Search the listing below for the word "nghệ" and copy each line that holds it.

____________

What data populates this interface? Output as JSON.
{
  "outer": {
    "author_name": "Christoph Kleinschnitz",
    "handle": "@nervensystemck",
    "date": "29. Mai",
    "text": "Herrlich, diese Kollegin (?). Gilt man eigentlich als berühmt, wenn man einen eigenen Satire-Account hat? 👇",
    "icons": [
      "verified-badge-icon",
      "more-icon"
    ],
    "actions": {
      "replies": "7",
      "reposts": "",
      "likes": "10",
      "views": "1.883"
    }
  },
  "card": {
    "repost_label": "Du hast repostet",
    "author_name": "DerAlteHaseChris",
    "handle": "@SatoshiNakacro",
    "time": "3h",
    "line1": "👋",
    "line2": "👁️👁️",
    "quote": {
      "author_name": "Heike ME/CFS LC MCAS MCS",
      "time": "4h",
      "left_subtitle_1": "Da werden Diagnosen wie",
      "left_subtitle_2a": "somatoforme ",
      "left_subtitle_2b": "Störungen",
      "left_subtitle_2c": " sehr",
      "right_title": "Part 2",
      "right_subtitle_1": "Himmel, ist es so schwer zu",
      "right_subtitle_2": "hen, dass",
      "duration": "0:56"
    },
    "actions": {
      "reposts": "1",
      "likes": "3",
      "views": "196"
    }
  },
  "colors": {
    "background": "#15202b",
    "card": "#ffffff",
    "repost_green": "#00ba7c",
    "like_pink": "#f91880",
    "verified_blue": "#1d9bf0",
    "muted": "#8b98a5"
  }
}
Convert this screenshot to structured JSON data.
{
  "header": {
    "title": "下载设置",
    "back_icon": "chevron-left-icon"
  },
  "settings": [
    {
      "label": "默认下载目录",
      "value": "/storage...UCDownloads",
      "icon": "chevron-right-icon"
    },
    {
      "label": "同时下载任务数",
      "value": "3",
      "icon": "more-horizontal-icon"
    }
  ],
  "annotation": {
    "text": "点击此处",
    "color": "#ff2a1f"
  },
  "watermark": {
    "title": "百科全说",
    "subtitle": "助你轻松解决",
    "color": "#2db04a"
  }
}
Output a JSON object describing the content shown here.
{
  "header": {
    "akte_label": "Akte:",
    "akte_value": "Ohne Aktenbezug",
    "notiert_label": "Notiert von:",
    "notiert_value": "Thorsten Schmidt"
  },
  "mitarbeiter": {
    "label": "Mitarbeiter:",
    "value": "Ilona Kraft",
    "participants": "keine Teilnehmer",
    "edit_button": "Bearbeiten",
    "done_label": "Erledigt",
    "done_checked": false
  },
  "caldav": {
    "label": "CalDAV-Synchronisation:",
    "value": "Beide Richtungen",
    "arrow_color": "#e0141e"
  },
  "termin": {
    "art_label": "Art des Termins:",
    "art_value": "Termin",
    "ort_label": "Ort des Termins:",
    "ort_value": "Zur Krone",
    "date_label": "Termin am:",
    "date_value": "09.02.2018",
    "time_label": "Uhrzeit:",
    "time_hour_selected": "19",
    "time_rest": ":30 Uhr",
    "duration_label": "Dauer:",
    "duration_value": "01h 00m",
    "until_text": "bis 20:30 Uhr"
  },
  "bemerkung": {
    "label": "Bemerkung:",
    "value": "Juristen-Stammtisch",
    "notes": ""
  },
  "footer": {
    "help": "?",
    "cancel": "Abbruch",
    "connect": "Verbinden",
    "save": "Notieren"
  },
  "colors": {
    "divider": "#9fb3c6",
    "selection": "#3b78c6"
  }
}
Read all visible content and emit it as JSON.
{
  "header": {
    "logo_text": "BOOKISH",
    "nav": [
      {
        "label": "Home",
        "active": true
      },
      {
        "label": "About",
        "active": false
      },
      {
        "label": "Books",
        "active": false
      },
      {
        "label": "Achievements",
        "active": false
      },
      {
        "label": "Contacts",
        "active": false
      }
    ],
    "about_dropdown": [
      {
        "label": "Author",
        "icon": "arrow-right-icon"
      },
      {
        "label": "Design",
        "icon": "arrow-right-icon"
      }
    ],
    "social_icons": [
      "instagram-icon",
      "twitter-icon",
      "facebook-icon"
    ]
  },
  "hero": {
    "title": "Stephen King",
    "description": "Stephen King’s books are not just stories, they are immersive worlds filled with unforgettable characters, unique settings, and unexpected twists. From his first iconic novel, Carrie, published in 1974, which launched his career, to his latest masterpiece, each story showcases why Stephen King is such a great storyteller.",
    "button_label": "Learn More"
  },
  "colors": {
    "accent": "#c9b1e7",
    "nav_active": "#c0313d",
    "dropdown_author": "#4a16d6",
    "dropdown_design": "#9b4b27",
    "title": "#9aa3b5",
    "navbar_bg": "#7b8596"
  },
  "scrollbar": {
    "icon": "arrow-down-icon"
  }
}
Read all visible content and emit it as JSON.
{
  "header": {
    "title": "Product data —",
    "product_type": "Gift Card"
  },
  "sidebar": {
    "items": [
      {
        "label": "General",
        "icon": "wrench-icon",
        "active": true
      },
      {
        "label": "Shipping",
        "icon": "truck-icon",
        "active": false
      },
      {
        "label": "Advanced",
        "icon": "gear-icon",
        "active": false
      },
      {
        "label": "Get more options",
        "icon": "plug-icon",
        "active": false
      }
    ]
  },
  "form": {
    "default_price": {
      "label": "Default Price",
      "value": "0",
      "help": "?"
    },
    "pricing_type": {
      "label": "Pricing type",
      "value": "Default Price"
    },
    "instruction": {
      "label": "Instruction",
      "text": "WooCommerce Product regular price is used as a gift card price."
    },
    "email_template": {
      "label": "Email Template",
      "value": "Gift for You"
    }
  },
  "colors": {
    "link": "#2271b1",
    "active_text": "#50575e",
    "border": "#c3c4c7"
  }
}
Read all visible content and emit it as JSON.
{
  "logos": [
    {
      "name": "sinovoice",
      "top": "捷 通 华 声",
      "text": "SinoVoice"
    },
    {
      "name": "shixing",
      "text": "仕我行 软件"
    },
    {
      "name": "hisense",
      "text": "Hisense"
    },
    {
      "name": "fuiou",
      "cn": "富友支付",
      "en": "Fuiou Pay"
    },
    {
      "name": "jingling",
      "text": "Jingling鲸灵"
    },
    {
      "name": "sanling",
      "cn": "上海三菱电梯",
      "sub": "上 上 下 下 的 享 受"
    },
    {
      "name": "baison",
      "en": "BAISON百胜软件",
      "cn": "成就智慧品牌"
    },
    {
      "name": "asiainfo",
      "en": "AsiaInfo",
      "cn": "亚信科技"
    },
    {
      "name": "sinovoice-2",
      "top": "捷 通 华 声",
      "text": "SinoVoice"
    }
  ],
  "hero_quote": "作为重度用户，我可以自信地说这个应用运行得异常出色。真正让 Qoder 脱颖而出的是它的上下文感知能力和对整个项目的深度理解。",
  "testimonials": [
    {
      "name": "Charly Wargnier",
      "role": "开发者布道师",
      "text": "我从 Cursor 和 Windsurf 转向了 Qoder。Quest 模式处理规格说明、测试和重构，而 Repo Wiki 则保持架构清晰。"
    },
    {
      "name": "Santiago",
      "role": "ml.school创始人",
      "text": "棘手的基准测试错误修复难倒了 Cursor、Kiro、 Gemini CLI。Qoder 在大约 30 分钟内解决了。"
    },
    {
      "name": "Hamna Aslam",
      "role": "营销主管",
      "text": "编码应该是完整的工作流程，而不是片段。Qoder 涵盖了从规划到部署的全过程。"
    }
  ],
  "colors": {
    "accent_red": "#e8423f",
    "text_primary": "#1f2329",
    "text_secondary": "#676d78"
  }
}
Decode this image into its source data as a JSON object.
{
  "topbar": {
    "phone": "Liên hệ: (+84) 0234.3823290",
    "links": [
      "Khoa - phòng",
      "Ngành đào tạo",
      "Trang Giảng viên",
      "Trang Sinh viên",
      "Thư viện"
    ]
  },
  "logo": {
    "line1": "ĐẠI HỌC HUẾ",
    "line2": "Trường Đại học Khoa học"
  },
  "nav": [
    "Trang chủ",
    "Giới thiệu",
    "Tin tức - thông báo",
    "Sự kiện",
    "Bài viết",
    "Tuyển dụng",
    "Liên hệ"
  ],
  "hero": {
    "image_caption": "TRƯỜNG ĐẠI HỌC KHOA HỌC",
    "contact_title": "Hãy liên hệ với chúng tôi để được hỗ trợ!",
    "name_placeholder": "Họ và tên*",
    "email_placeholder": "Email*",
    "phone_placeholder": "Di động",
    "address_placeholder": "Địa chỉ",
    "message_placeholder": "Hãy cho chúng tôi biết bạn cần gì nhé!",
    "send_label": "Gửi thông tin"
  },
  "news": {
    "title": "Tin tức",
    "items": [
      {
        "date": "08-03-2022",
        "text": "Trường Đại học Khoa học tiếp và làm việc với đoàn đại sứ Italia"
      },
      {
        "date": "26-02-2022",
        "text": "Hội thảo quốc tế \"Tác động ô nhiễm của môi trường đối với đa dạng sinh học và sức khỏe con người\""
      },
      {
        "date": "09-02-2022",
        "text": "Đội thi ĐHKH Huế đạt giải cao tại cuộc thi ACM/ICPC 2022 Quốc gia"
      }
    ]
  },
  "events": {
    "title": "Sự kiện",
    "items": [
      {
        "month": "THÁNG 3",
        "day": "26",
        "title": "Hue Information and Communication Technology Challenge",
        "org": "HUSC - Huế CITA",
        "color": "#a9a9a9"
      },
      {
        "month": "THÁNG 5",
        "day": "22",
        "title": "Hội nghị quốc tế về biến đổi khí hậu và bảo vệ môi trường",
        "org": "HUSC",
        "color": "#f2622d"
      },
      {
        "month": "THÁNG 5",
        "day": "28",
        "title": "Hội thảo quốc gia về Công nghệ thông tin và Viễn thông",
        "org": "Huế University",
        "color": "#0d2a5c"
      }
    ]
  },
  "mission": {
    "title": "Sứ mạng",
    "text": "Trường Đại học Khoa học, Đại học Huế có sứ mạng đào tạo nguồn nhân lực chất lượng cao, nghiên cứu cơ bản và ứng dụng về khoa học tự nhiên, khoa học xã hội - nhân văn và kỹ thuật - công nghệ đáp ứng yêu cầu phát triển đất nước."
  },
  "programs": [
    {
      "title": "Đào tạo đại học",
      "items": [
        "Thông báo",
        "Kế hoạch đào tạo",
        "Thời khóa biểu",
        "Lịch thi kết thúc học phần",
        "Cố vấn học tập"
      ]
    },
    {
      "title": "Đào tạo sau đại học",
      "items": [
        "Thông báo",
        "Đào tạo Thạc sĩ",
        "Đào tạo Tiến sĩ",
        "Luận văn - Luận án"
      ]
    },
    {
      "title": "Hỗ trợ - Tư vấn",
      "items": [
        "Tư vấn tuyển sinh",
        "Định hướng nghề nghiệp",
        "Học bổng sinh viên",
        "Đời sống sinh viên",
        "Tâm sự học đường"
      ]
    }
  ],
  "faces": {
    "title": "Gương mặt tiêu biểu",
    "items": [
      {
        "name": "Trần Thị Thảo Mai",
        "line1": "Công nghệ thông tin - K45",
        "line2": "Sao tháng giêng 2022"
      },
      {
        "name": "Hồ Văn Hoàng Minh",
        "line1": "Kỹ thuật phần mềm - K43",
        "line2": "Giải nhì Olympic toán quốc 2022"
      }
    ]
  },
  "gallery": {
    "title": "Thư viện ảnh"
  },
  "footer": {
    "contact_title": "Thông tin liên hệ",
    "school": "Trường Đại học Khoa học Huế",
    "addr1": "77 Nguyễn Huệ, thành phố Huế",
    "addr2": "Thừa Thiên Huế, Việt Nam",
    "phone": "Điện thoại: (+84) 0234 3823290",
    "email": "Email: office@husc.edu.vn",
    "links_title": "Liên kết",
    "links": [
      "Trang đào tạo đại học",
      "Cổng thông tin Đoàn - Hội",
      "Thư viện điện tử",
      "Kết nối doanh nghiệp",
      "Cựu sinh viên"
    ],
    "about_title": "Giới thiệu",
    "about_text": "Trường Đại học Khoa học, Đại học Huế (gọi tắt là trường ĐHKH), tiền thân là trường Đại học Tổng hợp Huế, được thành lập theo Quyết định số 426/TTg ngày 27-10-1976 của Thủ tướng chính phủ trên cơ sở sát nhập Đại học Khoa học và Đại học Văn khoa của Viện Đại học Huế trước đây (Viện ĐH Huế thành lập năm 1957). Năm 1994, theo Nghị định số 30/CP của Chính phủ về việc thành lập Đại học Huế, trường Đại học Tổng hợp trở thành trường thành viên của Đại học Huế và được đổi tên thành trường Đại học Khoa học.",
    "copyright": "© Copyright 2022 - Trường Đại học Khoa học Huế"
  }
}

____________

EXPECTED ANSWER>
        "title": "Hội thảo quốc gia về Công nghệ thông tin và Viễn thông",
    "text": "Trường Đại học Khoa học, Đại học Huế có sứ mạng đào tạo nguồn nhân lực chất lượng cao, nghiên cứu cơ bản và ứng dụng về khoa học tự nhiên, khoa học xã hội - nhân văn và kỹ thuật - công nghệ đáp ứng yêu cầu phát triển đất nước."
        "line1": "Công nghệ thông tin - K45",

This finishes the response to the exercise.